## [Objective]
Give every entry again, word for word and in full.

## [Record set]
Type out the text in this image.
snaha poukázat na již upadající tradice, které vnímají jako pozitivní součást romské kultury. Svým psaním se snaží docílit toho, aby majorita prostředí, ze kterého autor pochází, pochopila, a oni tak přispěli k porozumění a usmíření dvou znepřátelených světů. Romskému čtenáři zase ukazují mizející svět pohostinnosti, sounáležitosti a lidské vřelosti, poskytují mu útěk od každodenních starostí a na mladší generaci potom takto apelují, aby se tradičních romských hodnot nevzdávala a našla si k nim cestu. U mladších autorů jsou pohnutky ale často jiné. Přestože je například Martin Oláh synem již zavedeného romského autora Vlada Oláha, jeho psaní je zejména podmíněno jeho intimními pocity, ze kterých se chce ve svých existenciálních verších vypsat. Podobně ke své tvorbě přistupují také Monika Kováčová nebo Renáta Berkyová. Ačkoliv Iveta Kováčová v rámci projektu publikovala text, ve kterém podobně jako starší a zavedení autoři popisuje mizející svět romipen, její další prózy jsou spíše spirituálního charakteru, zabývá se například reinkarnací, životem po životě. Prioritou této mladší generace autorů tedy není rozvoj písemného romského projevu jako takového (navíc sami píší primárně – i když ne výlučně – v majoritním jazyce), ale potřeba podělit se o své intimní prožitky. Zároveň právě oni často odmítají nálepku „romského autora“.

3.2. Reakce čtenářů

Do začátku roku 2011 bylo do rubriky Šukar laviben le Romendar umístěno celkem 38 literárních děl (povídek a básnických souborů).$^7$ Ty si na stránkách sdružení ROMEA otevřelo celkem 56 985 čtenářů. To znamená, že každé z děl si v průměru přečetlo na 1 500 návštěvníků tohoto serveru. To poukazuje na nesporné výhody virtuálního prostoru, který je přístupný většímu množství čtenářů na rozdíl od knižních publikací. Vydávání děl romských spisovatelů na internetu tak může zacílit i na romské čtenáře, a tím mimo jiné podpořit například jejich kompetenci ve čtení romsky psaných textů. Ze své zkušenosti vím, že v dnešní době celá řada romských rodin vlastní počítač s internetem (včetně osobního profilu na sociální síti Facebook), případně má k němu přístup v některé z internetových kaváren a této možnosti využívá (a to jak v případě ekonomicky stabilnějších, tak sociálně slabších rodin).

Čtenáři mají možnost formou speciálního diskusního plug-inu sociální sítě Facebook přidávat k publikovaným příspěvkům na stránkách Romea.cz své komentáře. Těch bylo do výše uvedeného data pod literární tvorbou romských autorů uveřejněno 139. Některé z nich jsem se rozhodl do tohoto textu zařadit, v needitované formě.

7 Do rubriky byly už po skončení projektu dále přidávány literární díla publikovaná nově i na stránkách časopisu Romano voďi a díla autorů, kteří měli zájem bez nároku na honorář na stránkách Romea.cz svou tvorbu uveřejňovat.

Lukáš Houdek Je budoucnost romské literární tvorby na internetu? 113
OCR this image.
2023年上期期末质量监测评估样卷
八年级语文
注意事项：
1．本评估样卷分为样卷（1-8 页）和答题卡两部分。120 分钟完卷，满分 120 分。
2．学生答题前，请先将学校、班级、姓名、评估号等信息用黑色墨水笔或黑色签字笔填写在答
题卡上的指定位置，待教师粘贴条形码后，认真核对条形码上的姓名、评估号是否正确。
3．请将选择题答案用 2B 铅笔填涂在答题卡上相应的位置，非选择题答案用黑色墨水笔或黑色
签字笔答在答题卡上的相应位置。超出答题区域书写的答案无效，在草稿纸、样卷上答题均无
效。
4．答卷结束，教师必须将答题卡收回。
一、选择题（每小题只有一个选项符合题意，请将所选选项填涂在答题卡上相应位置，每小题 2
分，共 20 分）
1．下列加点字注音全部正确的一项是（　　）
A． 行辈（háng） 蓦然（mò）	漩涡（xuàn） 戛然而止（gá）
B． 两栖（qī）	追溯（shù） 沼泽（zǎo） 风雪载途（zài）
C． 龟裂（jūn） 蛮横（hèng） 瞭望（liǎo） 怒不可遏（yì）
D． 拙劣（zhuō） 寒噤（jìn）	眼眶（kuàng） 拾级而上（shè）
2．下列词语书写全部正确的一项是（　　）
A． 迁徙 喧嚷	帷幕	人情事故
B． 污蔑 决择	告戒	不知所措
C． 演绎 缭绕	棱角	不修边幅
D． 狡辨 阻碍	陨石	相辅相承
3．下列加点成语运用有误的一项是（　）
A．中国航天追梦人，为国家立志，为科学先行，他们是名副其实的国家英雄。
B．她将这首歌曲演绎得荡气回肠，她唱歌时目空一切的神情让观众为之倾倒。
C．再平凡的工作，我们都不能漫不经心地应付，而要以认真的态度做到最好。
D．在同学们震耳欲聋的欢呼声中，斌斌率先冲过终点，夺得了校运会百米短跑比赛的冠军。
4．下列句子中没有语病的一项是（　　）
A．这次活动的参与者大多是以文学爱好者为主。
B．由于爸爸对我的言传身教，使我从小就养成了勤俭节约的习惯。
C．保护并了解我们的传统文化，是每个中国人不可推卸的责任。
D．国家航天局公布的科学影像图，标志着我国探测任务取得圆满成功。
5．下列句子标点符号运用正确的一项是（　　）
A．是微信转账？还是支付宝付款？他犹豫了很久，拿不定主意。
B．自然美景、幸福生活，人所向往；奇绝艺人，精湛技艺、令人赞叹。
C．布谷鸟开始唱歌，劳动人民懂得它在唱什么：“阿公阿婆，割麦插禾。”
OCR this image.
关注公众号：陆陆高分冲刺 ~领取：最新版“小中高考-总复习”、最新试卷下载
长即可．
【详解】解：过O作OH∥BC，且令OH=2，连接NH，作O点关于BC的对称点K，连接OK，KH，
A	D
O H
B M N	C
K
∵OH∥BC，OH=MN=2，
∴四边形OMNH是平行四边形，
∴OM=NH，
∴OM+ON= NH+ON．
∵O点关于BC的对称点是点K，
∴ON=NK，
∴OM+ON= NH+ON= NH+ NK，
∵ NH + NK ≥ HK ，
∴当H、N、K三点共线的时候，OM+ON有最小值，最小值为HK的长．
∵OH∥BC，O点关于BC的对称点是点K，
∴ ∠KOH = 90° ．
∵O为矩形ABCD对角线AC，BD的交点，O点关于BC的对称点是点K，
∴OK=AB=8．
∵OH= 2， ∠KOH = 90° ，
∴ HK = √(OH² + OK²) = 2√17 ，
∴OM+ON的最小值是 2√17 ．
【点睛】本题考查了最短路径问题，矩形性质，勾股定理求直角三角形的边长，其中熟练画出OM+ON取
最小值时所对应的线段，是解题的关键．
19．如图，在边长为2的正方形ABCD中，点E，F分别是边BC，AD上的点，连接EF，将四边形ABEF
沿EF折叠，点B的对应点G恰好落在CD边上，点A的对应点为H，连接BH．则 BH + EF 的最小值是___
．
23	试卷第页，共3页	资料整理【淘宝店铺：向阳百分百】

## [Task response]
Type out the text in this image.
snaha poukázat na již upadající tradice, které vnímají jako pozitivní součást romské kultury. Svým psaním se snaží docílit toho, aby majorita prostředí, ze kterého autor pochází, pochopila, a oni tak přispěli k porozumění a usmíření dvou znepřátelených světů. Romskému čtenáři zase ukazují mizející svět pohostinnosti, sounáležitosti a lidské vřelosti, poskytují mu útěk od každodenních starostí a na mladší generaci potom takto apelují, aby se tradičních romských hodnot nevzdávala a našla si k nim cestu. U mladších autorů jsou pohnutky ale často jiné. Přestože je například Martin Oláh synem již zavedeného romského autora Vlada Oláha, jeho psaní je zejména podmíněno jeho intimními pocity, ze kterých se chce ve svých existenciálních verších vypsat. Podobně ke své tvorbě přistupují také Monika Kováčová nebo Renáta Berkyová. Ačkoliv Iveta Kováčová v rámci projektu publikovala text, ve kterém podobně jako starší a zavedení autoři popisuje mizející svět romipen, její další prózy jsou spíše spirituálního charakteru, zabývá se například reinkarnací, životem po životě. Prioritou této mladší generace autorů tedy není rozvoj písemného romského projevu jako takového (navíc sami píší primárně – i když ne výlučně – v majoritním jazyce), ale potřeba podělit se o své intimní prožitky. Zároveň právě oni často odmítají nálepku „romského autora“.

3.2. Reakce čtenářů

Do začátku roku 2011 bylo do rubriky Šukar laviben le Romendar umístěno celkem 38 literárních děl (povídek a básnických souborů).$^7$ Ty si na stránkách sdružení ROMEA otevřelo celkem 56 985 čtenářů. To znamená, že každé z děl si v průměru přečetlo na 1 500 návštěvníků tohoto serveru. To poukazuje na nesporné výhody virtuálního prostoru, který je přístupný většímu množství čtenářů na rozdíl od knižních publikací. Vydávání děl romských spisovatelů na internetu tak může zacílit i na romské čtenáře, a tím mimo jiné podpořit například jejich kompetenci ve čtení romsky psaných textů. Ze své zkušenosti vím, že v dnešní době celá řada romských rodin vlastní počítač s internetem (včetně osobního profilu na sociální síti Facebook), případně má k němu přístup v některé z internetových kaváren a této možnosti využívá (a to jak v případě ekonomicky stabilnějších, tak sociálně slabších rodin).

Čtenáři mají možnost formou speciálního diskusního plug-inu sociální sítě Facebook přidávat k publikovaným příspěvkům na stránkách Romea.cz své komentáře. Těch bylo do výše uvedeného data pod literární tvorbou romských autorů uveřejněno 139. Některé z nich jsem se rozhodl do tohoto textu zařadit, v needitované formě.

7 Do rubriky byly už po skončení projektu dále přidávány literární díla publikovaná nově i na stránkách časopisu Romano voďi a díla autorů, kteří měli zájem bez nároku na honorář na stránkách Romea.cz svou tvorbu uveřejňovat.

Lukáš Houdek Je budoucnost romské literární tvorby na internetu? 113
OCR this image.
2023年上期期末质量监测评估样卷
八年级语文
注意事项：
1．本评估样卷分为样卷（1-8 页）和答题卡两部分。120 分钟完卷，满分 120 分。
2．学生答题前，请先将学校、班级、姓名、评估号等信息用黑色墨水笔或黑色签字笔填写在答
题卡上的指定位置，待教师粘贴条形码后，认真核对条形码上的姓名、评估号是否正确。
3．请将选择题答案用 2B 铅笔填涂在答题卡上相应的位置，非选择题答案用黑色墨水笔或黑色
签字笔答在答题卡上的相应位置。超出答题区域书写的答案无效，在草稿纸、样卷上答题均无
效。
4．答卷结束，教师必须将答题卡收回。
一、选择题（每小题只有一个选项符合题意，请将所选选项填涂在答题卡上相应位置，每小题 2
分，共 20 分）
1．下列加点字注音全部正确的一项是（　　）
A． 行辈（háng） 蓦然（mò）	漩涡（xuàn） 戛然而止（gá）
B． 两栖（qī）	追溯（shù） 沼泽（zǎo） 风雪载途（zài）
C． 龟裂（jūn） 蛮横（hèng） 瞭望（liǎo） 怒不可遏（yì）
D． 拙劣（zhuō） 寒噤（jìn）	眼眶（kuàng） 拾级而上（shè）
2．下列词语书写全部正确的一项是（　　）
A． 迁徙 喧嚷	帷幕	人情事故
B． 污蔑 决择	告戒	不知所措
C． 演绎 缭绕	棱角	不修边幅
D． 狡辨 阻碍	陨石	相辅相承
3．下列加点成语运用有误的一项是（　）
A．中国航天追梦人，为国家立志，为科学先行，他们是名副其实的国家英雄。
B．她将这首歌曲演绎得荡气回肠，她唱歌时目空一切的神情让观众为之倾倒。
C．再平凡的工作，我们都不能漫不经心地应付，而要以认真的态度做到最好。
D．在同学们震耳欲聋的欢呼声中，斌斌率先冲过终点，夺得了校运会百米短跑比赛的冠军。
4．下列句子中没有语病的一项是（　　）
A．这次活动的参与者大多是以文学爱好者为主。
B．由于爸爸对我的言传身教，使我从小就养成了勤俭节约的习惯。
C．保护并了解我们的传统文化，是每个中国人不可推卸的责任。
D．国家航天局公布的科学影像图，标志着我国探测任务取得圆满成功。
5．下列句子标点符号运用正确的一项是（　　）
A．是微信转账？还是支付宝付款？他犹豫了很久，拿不定主意。
B．自然美景、幸福生活，人所向往；奇绝艺人，精湛技艺、令人赞叹。
C．布谷鸟开始唱歌，劳动人民懂得它在唱什么：“阿公阿婆，割麦插禾。”
OCR this image.
关注公众号：陆陆高分冲刺 ~领取：最新版“小中高考-总复习”、最新试卷下载
长即可．
【详解】解：过O作OH∥BC，且令OH=2，连接NH，作O点关于BC的对称点K，连接OK，KH，
A	D
O H
B M N	C
K
∵OH∥BC，OH=MN=2，
∴四边形OMNH是平行四边形，
∴OM=NH，
∴OM+ON= NH+ON．
∵O点关于BC的对称点是点K，
∴ON=NK，
∴OM+ON= NH+ON= NH+ NK，
∵ NH + NK ≥ HK ，
∴当H、N、K三点共线的时候，OM+ON有最小值，最小值为HK的长．
∵OH∥BC，O点关于BC的对称点是点K，
∴ ∠KOH = 90° ．
∵O为矩形ABCD对角线AC，BD的交点，O点关于BC的对称点是点K，
∴OK=AB=8．
∵OH= 2， ∠KOH = 90° ，
∴ HK = √(OH² + OK²) = 2√17 ，
∴OM+ON的最小值是 2√17 ．
【点睛】本题考查了最短路径问题，矩形性质，勾股定理求直角三角形的边长，其中熟练画出OM+ON取
最小值时所对应的线段，是解题的关键．
19．如图，在边长为2的正方形ABCD中，点E，F分别是边BC，AD上的点，连接EF，将四边形ABEF
沿EF折叠，点B的对应点G恰好落在CD边上，点A的对应点为H，连接BH．则 BH + EF 的最小值是___
．
23	试卷第页，共3页	资料整理【淘宝店铺：向阳百分百】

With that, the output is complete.